* _Do this_
Among the lines below, list those containing the string "title".

* _Rows from a figure dataset_
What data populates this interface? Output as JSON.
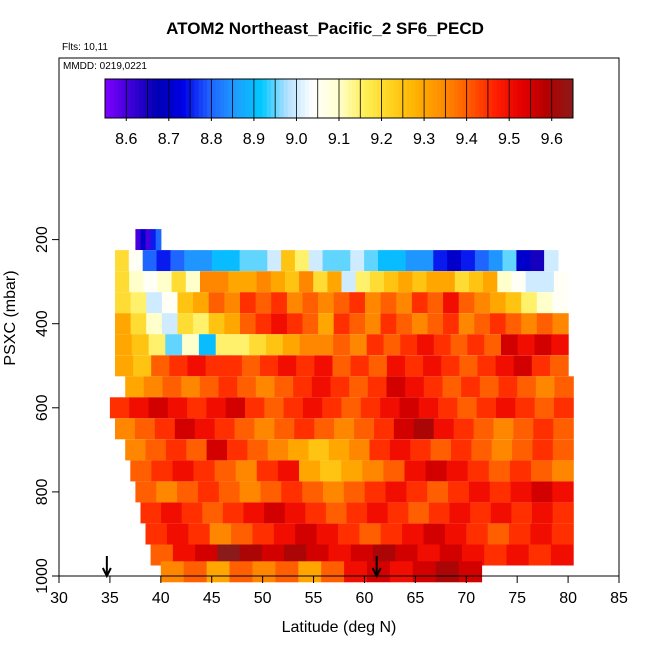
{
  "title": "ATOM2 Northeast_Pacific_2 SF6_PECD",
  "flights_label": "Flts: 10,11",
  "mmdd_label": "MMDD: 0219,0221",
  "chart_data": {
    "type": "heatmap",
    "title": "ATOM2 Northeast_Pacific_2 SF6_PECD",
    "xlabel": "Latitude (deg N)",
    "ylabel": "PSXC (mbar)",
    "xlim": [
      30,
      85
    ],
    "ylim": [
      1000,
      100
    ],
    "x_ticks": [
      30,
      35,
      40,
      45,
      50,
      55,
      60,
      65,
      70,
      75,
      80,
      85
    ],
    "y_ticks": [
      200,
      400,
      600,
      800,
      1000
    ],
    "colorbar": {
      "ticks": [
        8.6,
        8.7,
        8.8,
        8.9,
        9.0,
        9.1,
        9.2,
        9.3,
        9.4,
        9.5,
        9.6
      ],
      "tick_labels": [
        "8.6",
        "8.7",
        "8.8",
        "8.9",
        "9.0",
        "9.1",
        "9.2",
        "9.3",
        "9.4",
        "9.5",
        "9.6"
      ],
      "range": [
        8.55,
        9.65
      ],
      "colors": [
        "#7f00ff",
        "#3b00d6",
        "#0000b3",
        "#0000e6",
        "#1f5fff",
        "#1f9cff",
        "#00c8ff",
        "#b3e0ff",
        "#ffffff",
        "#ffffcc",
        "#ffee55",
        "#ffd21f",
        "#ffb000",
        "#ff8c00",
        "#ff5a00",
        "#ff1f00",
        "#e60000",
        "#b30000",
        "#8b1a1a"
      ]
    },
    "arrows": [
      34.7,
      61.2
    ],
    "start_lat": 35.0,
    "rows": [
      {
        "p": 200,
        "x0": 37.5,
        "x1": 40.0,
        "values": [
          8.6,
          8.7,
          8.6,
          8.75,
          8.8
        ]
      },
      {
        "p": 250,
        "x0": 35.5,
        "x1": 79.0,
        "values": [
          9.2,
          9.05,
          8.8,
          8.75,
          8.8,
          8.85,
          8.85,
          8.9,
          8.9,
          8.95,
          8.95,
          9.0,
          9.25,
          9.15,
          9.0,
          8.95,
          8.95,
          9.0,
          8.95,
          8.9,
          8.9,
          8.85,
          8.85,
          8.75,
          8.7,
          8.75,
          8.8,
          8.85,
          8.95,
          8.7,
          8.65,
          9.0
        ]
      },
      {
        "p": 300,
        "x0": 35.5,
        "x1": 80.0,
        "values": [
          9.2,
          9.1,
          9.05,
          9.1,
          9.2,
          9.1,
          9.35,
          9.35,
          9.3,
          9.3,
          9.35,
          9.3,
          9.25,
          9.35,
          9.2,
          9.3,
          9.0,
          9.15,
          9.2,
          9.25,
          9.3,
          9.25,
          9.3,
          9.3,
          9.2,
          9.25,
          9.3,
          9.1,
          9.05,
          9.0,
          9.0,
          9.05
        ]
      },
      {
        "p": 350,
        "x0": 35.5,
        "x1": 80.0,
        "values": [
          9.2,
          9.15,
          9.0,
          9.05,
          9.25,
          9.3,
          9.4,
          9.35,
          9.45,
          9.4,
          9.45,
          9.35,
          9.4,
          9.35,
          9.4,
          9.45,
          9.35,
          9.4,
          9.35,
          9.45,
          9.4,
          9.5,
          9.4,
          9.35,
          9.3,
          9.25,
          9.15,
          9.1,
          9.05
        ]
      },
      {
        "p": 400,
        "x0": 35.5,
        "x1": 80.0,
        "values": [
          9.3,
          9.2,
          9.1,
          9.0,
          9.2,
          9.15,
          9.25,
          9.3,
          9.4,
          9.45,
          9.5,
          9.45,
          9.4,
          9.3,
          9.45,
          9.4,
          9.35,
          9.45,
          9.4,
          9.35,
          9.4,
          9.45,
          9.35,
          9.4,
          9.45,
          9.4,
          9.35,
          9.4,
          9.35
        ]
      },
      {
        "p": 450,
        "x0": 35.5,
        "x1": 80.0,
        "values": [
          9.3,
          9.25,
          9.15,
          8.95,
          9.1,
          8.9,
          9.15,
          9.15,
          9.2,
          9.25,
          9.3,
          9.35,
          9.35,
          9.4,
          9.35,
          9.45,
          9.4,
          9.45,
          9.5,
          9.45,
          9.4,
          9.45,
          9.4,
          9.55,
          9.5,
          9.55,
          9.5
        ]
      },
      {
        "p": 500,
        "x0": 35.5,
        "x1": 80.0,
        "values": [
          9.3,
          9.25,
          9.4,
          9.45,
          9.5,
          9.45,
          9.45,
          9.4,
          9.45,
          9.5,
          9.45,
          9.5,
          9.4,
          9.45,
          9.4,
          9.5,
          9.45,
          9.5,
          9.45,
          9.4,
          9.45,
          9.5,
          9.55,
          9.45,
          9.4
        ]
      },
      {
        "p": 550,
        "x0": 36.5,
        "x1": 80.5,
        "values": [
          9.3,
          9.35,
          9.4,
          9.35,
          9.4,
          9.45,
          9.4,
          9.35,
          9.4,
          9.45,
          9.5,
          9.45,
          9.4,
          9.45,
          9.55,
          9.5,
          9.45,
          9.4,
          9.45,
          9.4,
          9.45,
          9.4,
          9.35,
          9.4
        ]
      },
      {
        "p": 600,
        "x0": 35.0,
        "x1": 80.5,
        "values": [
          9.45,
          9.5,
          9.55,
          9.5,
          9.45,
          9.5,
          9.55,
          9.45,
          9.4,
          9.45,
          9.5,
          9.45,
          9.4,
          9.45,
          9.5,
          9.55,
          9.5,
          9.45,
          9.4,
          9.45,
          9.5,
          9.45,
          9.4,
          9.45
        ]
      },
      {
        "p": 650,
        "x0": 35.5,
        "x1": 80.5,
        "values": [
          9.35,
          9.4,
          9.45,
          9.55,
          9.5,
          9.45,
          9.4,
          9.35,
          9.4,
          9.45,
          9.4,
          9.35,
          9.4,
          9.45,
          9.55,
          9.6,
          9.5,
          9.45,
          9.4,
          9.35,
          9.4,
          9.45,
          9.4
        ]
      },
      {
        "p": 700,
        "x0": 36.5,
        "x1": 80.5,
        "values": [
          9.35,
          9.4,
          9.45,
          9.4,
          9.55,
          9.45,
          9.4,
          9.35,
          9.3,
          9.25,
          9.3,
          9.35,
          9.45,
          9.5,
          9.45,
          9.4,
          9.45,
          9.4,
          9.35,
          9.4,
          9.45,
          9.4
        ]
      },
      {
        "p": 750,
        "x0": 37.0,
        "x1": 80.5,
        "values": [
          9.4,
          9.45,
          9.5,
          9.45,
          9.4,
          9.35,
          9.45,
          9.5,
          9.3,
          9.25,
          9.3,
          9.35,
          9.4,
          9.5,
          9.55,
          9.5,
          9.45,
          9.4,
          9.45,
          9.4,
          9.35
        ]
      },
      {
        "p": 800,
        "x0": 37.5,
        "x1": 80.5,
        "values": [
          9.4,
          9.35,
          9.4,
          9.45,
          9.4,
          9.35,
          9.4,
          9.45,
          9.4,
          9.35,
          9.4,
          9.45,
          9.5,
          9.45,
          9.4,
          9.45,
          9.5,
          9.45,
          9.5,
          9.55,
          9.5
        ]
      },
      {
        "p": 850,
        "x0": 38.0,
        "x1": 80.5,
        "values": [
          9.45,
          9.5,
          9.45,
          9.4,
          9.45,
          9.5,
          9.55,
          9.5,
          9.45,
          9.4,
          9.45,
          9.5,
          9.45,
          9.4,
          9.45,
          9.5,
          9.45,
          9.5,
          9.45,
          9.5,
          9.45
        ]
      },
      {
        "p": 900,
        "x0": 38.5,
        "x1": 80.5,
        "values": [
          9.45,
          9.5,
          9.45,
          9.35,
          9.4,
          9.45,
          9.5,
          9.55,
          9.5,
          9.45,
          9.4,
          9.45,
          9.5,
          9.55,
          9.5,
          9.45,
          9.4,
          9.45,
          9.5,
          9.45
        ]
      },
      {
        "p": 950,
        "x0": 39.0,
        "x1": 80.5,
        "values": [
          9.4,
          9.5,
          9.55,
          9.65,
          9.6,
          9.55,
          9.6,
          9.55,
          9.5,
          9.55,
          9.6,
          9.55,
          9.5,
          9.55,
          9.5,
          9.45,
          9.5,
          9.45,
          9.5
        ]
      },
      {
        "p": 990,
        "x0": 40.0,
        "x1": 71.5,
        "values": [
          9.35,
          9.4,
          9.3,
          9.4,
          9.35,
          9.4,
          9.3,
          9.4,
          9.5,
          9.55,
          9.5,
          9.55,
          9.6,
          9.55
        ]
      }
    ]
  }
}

* _Result below_
  "title": "ATOM2 Northeast_Pacific_2 SF6_PECD",
    "title": "ATOM2 Northeast_Pacific_2 SF6_PECD",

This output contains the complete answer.